> Description of the task
From the entries that follow, pick out all lines holding "fill".
┌──
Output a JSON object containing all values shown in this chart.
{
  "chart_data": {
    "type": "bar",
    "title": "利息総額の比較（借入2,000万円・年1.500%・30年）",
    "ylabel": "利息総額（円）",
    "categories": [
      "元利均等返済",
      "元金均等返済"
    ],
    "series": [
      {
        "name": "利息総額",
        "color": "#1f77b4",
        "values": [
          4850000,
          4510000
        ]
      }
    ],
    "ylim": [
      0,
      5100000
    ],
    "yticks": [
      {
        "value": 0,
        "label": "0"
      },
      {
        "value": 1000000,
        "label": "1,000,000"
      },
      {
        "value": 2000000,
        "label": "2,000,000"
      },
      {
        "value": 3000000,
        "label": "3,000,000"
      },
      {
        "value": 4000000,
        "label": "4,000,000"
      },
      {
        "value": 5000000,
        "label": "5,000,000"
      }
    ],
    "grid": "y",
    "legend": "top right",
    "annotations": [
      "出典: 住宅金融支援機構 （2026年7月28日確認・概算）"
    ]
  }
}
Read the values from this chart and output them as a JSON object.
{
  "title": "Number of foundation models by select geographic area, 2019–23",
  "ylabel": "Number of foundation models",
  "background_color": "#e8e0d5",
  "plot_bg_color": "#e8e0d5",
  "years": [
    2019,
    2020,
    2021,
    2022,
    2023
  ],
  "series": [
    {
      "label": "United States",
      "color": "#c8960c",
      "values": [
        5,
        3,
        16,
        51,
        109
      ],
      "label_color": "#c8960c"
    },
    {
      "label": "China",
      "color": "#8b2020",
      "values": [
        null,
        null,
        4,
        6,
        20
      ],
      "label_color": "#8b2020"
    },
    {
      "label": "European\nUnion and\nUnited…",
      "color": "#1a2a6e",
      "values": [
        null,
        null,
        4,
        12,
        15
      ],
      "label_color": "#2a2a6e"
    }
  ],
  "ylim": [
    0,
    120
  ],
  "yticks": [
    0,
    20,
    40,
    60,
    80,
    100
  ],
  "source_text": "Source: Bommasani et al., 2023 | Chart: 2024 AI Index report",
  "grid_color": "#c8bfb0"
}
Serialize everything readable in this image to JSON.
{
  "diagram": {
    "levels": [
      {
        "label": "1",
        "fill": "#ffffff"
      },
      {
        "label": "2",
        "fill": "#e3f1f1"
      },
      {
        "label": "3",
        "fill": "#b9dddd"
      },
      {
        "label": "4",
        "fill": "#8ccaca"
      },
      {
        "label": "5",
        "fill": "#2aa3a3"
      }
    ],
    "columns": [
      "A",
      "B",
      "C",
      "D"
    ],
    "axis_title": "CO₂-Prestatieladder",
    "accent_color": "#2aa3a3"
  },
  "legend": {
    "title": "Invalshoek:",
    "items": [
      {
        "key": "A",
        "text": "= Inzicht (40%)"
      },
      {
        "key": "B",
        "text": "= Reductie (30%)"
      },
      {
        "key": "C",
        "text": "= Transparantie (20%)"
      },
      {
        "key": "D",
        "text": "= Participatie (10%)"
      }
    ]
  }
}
└──
> Written answer
        "fill": "#ffffff"
        "fill": "#e3f1f1"
        "fill": "#b9dddd"
        "fill": "#8ccaca"
        "fill": "#2aa3a3"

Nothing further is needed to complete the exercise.